** start **

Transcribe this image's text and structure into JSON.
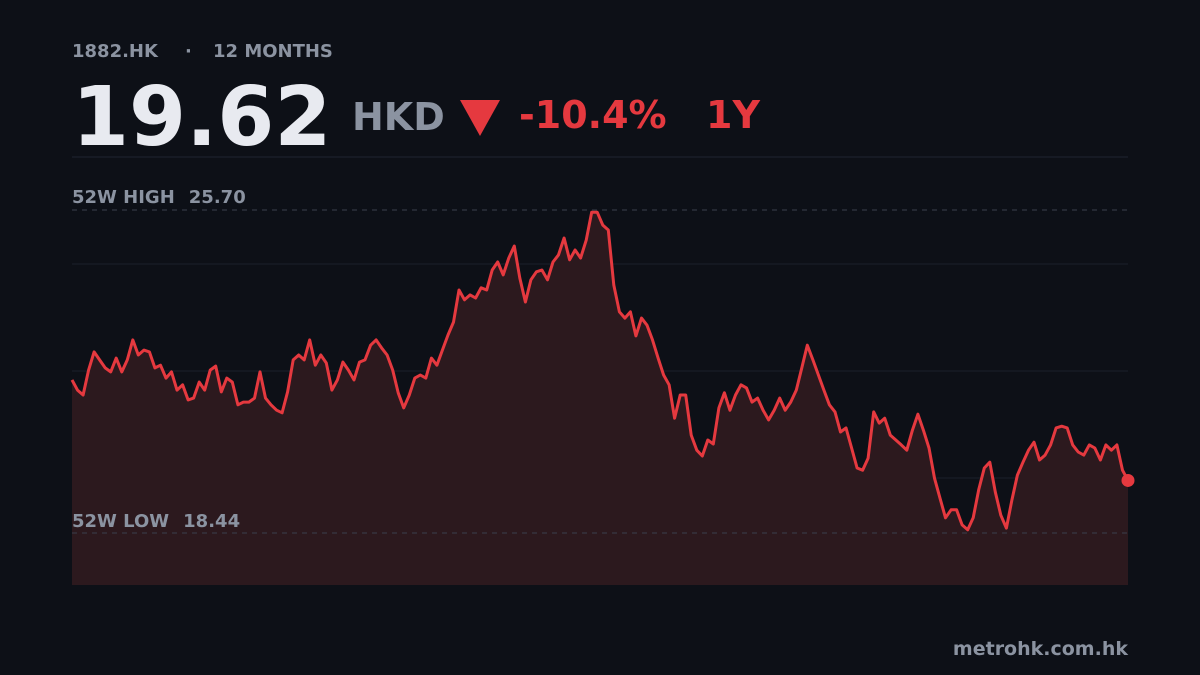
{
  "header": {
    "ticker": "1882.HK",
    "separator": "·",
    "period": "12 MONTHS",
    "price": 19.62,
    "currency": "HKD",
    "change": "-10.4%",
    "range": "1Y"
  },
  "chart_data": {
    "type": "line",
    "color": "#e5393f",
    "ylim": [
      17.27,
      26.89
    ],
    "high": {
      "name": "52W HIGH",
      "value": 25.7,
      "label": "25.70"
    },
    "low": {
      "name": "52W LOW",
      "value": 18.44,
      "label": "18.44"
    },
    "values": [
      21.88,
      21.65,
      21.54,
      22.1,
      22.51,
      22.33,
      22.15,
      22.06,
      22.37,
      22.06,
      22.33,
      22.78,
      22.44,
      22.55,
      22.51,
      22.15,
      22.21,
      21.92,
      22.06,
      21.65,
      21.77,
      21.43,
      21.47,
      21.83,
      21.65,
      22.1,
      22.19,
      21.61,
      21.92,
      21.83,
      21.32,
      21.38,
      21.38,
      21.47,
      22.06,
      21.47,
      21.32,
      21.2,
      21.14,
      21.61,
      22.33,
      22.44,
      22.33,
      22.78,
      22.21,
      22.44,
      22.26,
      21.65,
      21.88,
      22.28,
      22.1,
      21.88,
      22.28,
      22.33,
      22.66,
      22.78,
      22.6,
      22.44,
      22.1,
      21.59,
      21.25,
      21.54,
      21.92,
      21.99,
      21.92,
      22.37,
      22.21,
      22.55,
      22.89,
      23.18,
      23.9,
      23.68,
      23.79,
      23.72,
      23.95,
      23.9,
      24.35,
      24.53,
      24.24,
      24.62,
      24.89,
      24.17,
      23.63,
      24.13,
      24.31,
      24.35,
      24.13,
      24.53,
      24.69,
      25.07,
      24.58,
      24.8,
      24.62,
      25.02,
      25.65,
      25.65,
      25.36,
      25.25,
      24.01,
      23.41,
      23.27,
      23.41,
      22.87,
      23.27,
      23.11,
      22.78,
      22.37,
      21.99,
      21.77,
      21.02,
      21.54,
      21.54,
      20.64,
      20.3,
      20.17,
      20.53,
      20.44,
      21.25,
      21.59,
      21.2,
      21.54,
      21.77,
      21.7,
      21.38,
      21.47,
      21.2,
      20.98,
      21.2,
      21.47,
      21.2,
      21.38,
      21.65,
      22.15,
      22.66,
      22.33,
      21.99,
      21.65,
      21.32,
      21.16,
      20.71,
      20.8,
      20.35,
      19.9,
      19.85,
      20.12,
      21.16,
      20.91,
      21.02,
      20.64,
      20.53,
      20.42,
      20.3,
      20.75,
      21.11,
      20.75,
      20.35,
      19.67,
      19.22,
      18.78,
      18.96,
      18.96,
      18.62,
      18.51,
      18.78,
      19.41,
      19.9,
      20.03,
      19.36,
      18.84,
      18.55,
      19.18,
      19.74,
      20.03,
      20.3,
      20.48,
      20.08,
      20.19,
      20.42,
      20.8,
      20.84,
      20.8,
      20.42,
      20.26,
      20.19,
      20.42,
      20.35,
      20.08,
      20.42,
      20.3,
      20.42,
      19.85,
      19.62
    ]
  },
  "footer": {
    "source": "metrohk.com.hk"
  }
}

** end **
** start **

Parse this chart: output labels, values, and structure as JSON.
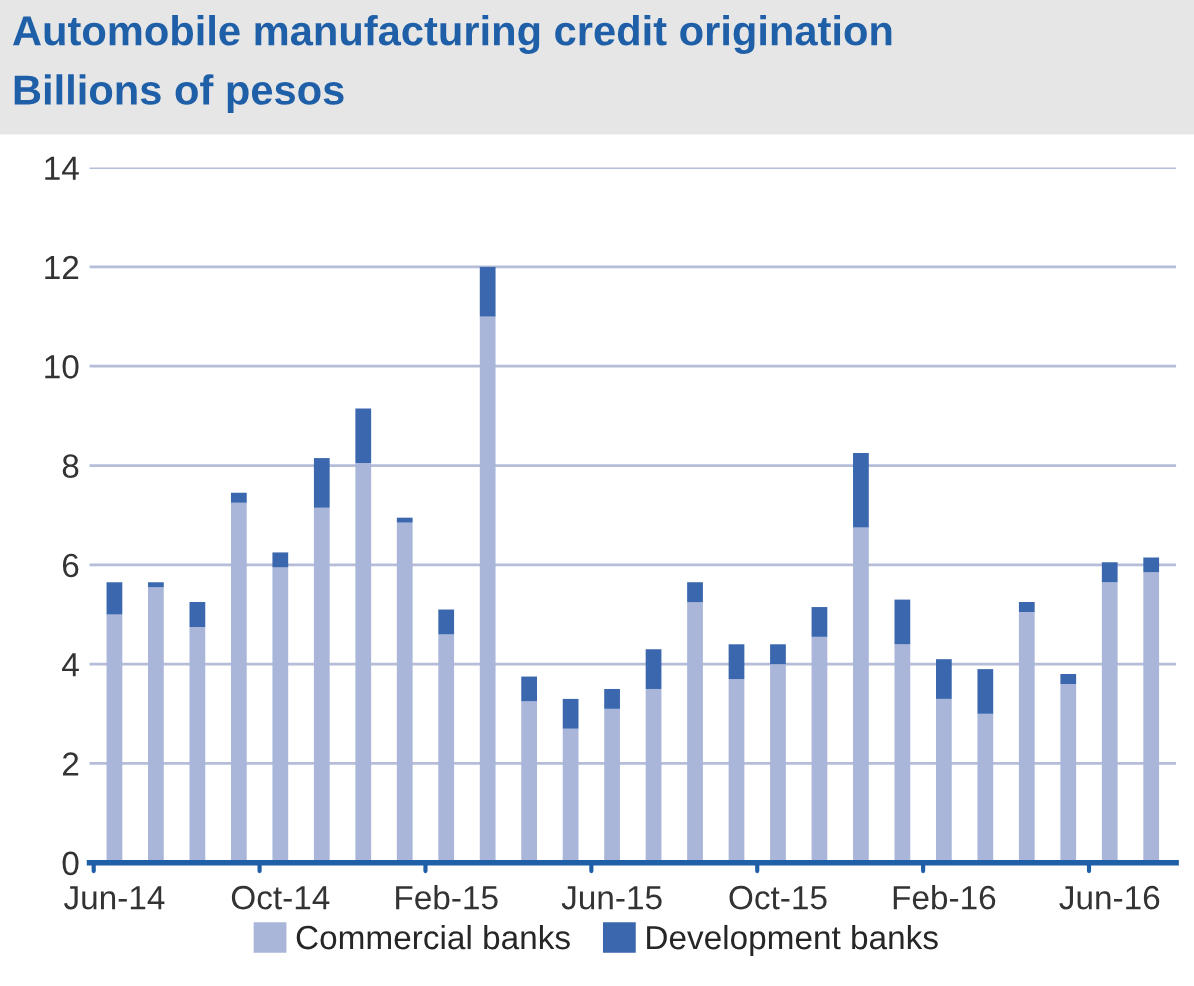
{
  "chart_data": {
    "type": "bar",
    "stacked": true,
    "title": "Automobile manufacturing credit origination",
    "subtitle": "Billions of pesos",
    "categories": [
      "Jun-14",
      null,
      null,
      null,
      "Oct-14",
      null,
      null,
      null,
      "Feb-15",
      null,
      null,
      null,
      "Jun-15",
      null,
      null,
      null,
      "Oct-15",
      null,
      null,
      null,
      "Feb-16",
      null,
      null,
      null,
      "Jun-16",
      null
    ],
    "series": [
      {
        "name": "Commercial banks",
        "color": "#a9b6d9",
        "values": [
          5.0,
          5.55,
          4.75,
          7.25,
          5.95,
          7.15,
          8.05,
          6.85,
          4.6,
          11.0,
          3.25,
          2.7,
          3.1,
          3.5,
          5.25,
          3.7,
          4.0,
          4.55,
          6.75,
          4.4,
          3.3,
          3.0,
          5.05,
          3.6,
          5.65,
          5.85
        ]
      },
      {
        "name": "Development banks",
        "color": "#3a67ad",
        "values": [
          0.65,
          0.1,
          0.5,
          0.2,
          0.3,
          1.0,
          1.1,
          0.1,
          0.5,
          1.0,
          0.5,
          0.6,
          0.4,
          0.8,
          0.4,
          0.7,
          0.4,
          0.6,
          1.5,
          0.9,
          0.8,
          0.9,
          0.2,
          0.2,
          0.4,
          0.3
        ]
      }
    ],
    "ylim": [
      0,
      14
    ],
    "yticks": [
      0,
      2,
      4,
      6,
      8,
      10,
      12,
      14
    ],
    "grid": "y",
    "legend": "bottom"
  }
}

** end **

#### Stated task:
Scan the lines for the string "structure". Copy out each line that matches.

#### Response to this task:
Transcribe this image's text and structure into JSON.
Parse this chart: output labels, values, and structure as JSON.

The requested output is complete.